▶

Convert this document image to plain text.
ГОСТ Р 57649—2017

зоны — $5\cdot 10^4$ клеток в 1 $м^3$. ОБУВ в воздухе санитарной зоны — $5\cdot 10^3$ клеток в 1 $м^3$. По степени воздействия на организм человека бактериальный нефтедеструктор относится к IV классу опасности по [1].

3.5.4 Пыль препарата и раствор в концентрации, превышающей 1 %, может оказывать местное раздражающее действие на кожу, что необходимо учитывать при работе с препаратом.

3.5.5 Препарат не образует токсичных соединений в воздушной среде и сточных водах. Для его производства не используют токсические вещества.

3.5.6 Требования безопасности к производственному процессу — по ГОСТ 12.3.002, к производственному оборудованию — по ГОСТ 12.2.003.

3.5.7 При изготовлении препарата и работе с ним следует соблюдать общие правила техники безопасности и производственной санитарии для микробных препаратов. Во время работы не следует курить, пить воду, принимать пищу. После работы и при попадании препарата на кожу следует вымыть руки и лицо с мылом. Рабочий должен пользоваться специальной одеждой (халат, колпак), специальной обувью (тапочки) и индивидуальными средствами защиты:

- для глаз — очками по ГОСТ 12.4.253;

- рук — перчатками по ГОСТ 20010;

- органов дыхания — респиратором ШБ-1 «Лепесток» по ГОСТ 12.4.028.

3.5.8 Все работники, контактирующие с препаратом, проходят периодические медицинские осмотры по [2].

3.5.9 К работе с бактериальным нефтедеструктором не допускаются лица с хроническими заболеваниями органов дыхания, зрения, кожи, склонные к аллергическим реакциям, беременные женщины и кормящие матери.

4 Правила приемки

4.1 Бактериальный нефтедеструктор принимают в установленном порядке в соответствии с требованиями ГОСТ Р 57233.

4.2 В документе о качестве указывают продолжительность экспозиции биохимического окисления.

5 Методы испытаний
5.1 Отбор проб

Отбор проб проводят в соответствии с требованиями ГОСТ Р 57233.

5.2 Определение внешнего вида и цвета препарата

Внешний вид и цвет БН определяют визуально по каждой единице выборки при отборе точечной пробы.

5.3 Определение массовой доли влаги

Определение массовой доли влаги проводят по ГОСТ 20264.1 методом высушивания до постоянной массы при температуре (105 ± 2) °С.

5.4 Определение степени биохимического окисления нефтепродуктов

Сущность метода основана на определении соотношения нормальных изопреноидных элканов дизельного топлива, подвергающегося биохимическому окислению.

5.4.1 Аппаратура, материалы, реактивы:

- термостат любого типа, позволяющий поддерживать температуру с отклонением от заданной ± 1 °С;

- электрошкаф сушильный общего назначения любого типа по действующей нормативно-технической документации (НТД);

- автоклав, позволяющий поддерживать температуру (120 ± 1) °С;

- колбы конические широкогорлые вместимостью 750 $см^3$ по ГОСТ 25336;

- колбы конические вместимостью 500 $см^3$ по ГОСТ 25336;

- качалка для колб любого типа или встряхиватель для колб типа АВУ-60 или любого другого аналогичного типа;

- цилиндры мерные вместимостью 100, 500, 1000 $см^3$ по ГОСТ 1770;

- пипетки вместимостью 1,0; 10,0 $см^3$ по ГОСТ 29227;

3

◀
▶

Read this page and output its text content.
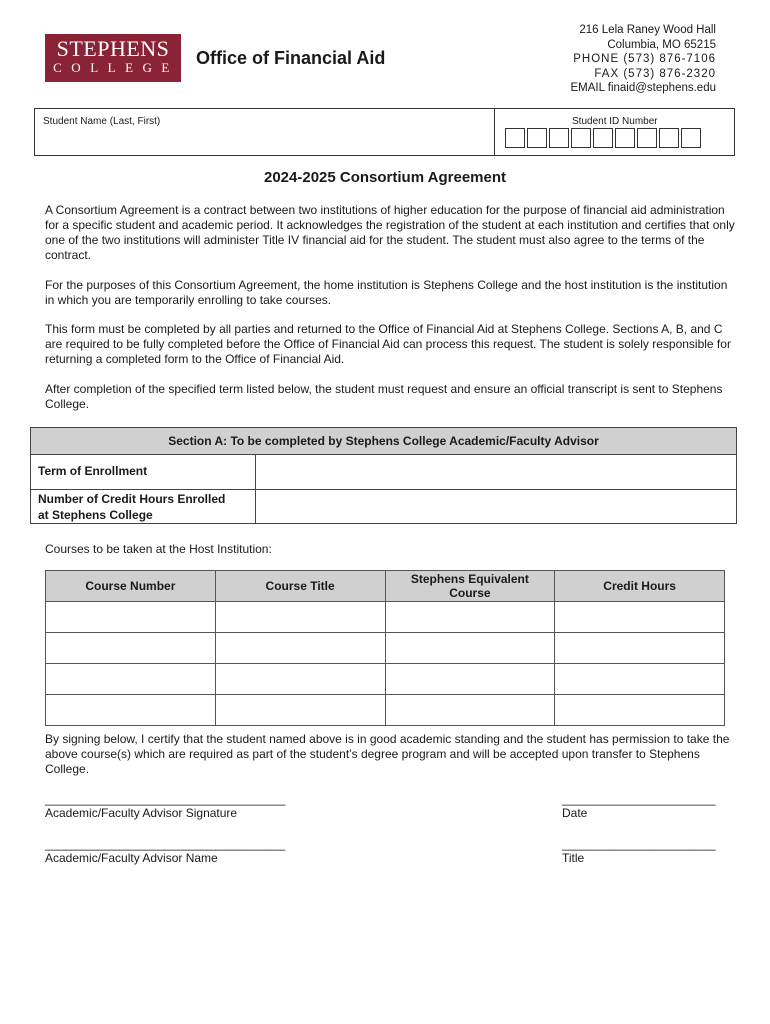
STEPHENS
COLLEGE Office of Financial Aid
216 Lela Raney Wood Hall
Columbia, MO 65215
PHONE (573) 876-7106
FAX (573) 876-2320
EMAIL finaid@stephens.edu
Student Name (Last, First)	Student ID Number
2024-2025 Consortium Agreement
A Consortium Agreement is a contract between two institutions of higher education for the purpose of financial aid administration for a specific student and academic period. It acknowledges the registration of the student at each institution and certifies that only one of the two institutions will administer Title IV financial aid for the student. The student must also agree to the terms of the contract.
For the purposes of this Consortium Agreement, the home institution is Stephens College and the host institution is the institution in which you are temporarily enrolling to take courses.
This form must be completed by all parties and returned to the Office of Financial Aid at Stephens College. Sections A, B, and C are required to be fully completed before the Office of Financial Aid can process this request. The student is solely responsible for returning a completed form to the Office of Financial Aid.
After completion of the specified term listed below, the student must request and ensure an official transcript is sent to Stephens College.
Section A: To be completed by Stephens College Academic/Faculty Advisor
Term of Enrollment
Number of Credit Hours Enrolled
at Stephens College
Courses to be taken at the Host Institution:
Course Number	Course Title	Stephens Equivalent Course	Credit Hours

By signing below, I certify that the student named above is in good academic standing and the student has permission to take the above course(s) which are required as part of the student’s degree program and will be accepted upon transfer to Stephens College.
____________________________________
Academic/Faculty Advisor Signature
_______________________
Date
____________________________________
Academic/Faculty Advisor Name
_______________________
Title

◀
▶

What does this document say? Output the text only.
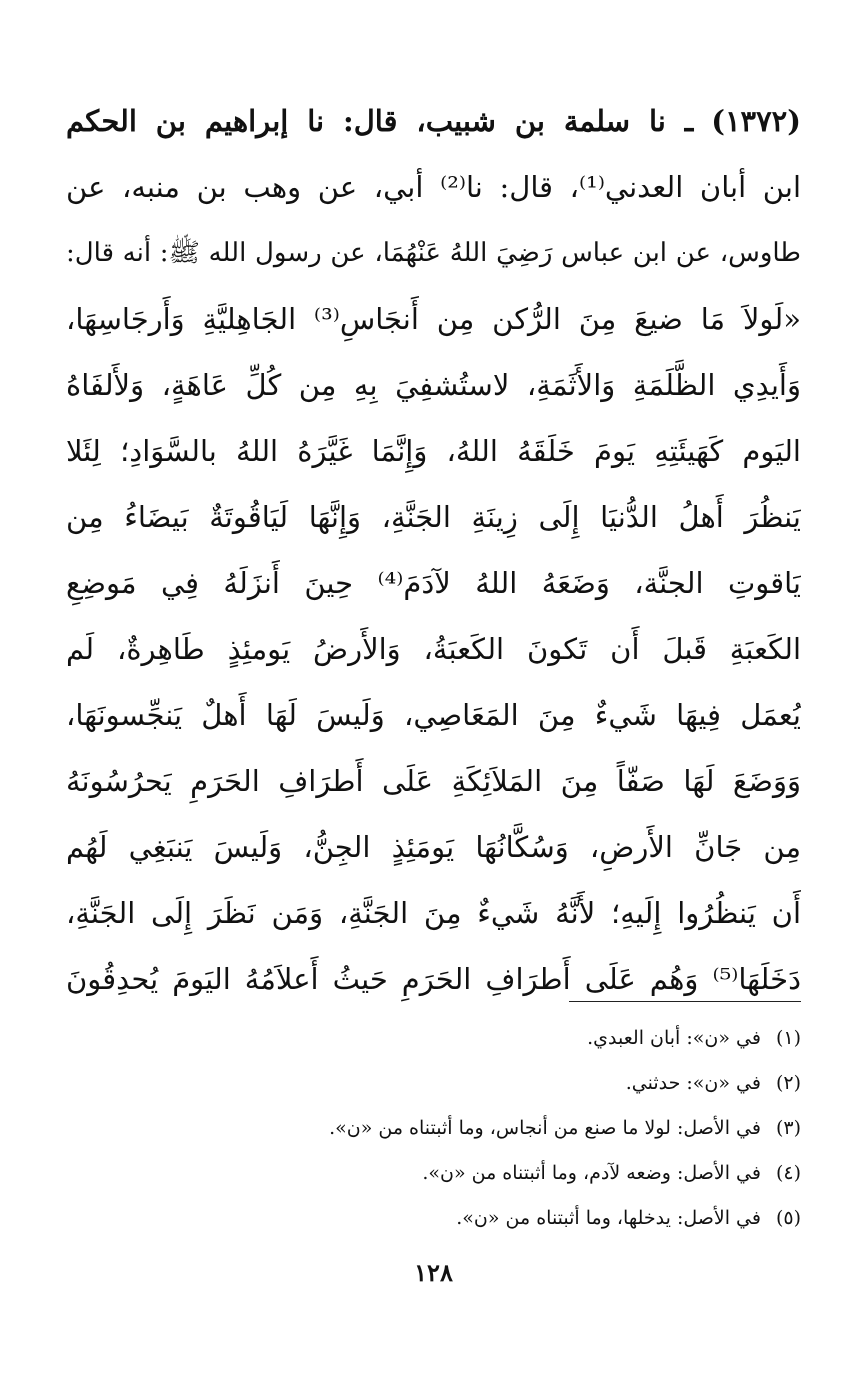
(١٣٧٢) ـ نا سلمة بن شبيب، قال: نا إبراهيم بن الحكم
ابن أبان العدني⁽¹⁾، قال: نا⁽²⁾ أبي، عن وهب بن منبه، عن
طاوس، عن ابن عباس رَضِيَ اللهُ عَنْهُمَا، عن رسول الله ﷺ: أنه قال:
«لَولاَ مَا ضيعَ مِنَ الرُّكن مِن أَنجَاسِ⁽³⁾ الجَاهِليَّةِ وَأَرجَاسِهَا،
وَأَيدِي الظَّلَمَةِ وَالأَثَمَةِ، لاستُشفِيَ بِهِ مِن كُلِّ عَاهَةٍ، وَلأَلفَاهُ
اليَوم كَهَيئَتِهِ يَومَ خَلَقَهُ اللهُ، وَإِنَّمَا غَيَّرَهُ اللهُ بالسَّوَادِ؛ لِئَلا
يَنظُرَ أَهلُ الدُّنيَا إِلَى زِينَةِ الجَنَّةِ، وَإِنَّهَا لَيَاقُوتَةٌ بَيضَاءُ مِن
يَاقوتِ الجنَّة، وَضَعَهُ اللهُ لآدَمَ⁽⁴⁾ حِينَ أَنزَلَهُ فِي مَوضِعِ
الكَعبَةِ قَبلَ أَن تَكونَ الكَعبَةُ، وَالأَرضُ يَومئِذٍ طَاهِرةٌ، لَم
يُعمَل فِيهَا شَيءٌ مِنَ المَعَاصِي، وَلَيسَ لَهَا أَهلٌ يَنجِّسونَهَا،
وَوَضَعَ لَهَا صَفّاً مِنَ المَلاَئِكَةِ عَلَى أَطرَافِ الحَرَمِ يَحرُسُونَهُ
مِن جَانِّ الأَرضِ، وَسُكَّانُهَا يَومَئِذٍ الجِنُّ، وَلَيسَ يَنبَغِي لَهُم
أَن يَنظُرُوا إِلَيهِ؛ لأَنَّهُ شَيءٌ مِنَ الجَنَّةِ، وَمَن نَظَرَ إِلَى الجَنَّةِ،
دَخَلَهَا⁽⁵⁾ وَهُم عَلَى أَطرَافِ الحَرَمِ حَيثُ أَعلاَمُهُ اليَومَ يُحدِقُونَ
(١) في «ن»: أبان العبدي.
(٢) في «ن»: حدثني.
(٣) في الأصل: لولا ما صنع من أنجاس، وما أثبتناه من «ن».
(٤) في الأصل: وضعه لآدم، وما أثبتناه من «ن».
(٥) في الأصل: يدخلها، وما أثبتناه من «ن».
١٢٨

◀

What you have to do
State how many lines of the listing include "любого", and nothing more.

Solution to this problem
3